INSTRUCTIONS TO FOLLOW: Count the lines below that contain the word "content" and give only the number.

(Collected data)
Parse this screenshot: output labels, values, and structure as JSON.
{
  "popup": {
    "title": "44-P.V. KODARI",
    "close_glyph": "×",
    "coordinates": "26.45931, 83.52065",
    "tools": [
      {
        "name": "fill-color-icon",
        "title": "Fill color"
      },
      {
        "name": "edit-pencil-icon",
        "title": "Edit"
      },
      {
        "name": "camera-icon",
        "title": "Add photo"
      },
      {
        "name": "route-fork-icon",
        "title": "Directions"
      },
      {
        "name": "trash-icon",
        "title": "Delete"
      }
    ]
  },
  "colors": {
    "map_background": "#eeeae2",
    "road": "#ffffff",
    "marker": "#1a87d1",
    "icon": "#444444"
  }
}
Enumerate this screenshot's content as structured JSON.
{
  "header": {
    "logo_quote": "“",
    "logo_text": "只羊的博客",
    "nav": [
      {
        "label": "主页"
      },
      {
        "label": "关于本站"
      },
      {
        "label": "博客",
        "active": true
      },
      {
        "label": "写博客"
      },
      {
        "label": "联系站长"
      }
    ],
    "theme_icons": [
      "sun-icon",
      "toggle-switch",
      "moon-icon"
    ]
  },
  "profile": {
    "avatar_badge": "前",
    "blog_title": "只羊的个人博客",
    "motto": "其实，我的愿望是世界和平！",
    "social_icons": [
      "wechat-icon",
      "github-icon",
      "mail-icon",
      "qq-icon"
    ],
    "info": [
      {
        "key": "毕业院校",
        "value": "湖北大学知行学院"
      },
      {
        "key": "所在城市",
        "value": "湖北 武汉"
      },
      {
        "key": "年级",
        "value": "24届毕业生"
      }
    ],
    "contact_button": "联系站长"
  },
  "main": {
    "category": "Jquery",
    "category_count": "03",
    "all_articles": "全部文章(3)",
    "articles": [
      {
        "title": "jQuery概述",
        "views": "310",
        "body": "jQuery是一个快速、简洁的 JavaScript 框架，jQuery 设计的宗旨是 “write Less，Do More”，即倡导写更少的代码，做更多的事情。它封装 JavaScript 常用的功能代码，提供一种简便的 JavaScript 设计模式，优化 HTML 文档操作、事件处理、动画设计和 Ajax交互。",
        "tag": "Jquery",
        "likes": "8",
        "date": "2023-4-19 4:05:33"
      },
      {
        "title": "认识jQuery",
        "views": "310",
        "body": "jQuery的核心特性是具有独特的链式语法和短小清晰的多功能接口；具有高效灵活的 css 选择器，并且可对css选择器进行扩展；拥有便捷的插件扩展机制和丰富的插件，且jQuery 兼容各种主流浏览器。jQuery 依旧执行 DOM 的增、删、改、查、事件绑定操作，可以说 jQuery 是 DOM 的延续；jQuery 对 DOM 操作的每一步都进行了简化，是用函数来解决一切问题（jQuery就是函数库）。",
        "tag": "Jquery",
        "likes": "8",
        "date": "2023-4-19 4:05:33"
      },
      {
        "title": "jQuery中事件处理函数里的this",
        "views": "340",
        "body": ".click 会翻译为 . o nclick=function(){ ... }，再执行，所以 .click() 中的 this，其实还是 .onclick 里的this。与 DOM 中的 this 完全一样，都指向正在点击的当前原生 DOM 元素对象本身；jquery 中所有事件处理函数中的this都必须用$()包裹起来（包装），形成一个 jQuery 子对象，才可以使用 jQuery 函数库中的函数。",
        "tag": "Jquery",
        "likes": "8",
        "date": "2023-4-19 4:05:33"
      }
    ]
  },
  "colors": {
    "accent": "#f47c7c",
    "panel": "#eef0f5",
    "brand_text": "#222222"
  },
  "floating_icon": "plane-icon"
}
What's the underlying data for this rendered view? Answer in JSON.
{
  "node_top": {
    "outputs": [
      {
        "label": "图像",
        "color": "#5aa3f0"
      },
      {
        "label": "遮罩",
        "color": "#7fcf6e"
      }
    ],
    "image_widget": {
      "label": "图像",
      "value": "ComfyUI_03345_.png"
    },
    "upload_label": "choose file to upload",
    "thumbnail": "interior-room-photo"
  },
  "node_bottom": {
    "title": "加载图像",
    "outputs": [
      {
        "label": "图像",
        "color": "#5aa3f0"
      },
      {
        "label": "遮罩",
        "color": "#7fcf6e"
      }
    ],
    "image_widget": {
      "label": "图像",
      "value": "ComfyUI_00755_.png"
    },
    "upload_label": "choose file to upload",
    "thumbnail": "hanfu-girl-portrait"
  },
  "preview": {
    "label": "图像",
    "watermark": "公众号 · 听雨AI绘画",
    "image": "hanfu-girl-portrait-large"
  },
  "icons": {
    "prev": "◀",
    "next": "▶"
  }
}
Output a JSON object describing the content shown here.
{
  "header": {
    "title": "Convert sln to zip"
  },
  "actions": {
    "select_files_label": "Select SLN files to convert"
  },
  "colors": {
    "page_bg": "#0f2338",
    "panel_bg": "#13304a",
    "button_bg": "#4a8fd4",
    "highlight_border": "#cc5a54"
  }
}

TASK RESULT: 2